* SHORT PROBLEM
Pictures in the data below are not part of the copy; transcribe everything else exactly.

━━━━━ EXTRACTED MATERIAL

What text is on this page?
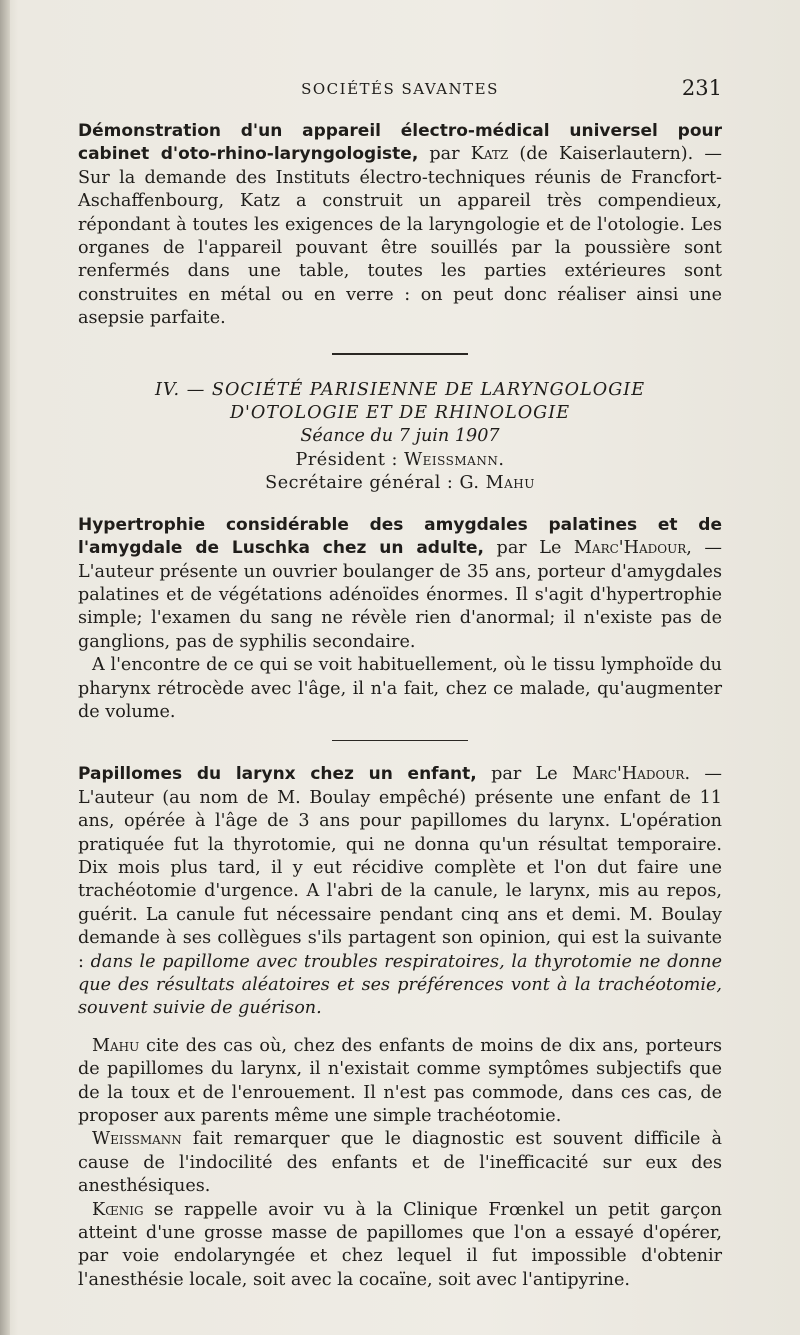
SOCIÉTÉS SAVANTES	231

Démonstration d'un appareil électro-médical universel pour cabinet d'oto-rhino-laryngologiste, par Katz (de Kaiserlautern). — Sur la demande des Instituts électro-techniques réunis de Francfort-Aschaffenbourg, Katz a construit un appareil très compendieux, répondant à toutes les exigences de la laryngologie et de l'otologie. Les organes de l'appareil pouvant être souillés par la poussière sont renfermés dans une table, toutes les parties extérieures sont construites en métal ou en verre : on peut donc réaliser ainsi une asepsie parfaite.

IV. — SOCIÉTÉ PARISIENNE DE LARYNGOLOGIE
D'OTOLOGIE ET DE RHINOLOGIE
Séance du 7 juin 1907
Président : Weissmann.
Secrétaire général : G. Mahu

Hypertrophie considérable des amygdales palatines et de l'amygdale de Luschka chez un adulte, par Le Marc'Hadour, — L'auteur présente un ouvrier boulanger de 35 ans, porteur d'amygdales palatines et de végétations adénoïdes énormes. Il s'agit d'hypertrophie simple; l'examen du sang ne révèle rien d'anormal; il n'existe pas de ganglions, pas de syphilis secondaire.

A l'encontre de ce qui se voit habituellement, où le tissu lymphoïde du pharynx rétrocède avec l'âge, il n'a fait, chez ce malade, qu'augmenter de volume.

Papillomes du larynx chez un enfant, par Le Marc'Hadour. — L'auteur (au nom de M. Boulay empêché) présente une enfant de 11 ans, opérée à l'âge de 3 ans pour papillomes du larynx. L'opération pratiquée fut la thyrotomie, qui ne donna qu'un résultat temporaire. Dix mois plus tard, il y eut récidive complète et l'on dut faire une trachéotomie d'urgence. A l'abri de la canule, le larynx, mis au repos, guérit. La canule fut nécessaire pendant cinq ans et demi. M. Boulay demande à ses collègues s'ils partagent son opinion, qui est la suivante : dans le papillome avec troubles respiratoires, la thyrotomie ne donne que des résultats aléatoires et ses préférences vont à la trachéotomie, souvent suivie de guérison.

Mahu cite des cas où, chez des enfants de moins de dix ans, porteurs de papillomes du larynx, il n'existait comme symptômes subjectifs que de la toux et de l'enrouement. Il n'est pas commode, dans ces cas, de proposer aux parents même une simple trachéotomie.

Weissmann fait remarquer que le diagnostic est souvent difficile à cause de l'indocilité des enfants et de l'inefficacité sur eux des anesthésiques.

Kœnig se rappelle avoir vu à la Clinique Frœnkel un petit garçon atteint d'une grosse masse de papillomes que l'on a essayé d'opérer, par voie endolaryngée et chez lequel il fut impossible d'obtenir l'anesthésie locale, soit avec la cocaïne, soit avec l'antipyrine.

━━━━━━━━━━

* RESPONSE TO THIS TASK
What text is on this page?
SOCIÉTÉS SAVANTES	231

Démonstration d'un appareil électro-médical universel pour cabinet d'oto-rhino-laryngologiste, par Katz (de Kaiserlautern). — Sur la demande des Instituts électro-techniques réunis de Francfort-Aschaffenbourg, Katz a construit un appareil très compendieux, répondant à toutes les exigences de la laryngologie et de l'otologie. Les organes de l'appareil pouvant être souillés par la poussière sont renfermés dans une table, toutes les parties extérieures sont construites en métal ou en verre : on peut donc réaliser ainsi une asepsie parfaite.

IV. — SOCIÉTÉ PARISIENNE DE LARYNGOLOGIE
D'OTOLOGIE ET DE RHINOLOGIE
Séance du 7 juin 1907
Président : Weissmann.
Secrétaire général : G. Mahu

Hypertrophie considérable des amygdales palatines et de l'amygdale de Luschka chez un adulte, par Le Marc'Hadour, — L'auteur présente un ouvrier boulanger de 35 ans, porteur d'amygdales palatines et de végétations adénoïdes énormes. Il s'agit d'hypertrophie simple; l'examen du sang ne révèle rien d'anormal; il n'existe pas de ganglions, pas de syphilis secondaire.

A l'encontre de ce qui se voit habituellement, où le tissu lymphoïde du pharynx rétrocède avec l'âge, il n'a fait, chez ce malade, qu'augmenter de volume.

Papillomes du larynx chez un enfant, par Le Marc'Hadour. — L'auteur (au nom de M. Boulay empêché) présente une enfant de 11 ans, opérée à l'âge de 3 ans pour papillomes du larynx. L'opération pratiquée fut la thyrotomie, qui ne donna qu'un résultat temporaire. Dix mois plus tard, il y eut récidive complète et l'on dut faire une trachéotomie d'urgence. A l'abri de la canule, le larynx, mis au repos, guérit. La canule fut nécessaire pendant cinq ans et demi. M. Boulay demande à ses collègues s'ils partagent son opinion, qui est la suivante : dans le papillome avec troubles respiratoires, la thyrotomie ne donne que des résultats aléatoires et ses préférences vont à la trachéotomie, souvent suivie de guérison.

Mahu cite des cas où, chez des enfants de moins de dix ans, porteurs de papillomes du larynx, il n'existait comme symptômes subjectifs que de la toux et de l'enrouement. Il n'est pas commode, dans ces cas, de proposer aux parents même une simple trachéotomie.

Weissmann fait remarquer que le diagnostic est souvent difficile à cause de l'indocilité des enfants et de l'inefficacité sur eux des anesthésiques.

Kœnig se rappelle avoir vu à la Clinique Frœnkel un petit garçon atteint d'une grosse masse de papillomes que l'on a essayé d'opérer, par voie endolaryngée et chez lequel il fut impossible d'obtenir l'anesthésie locale, soit avec la cocaïne, soit avec l'antipyrine.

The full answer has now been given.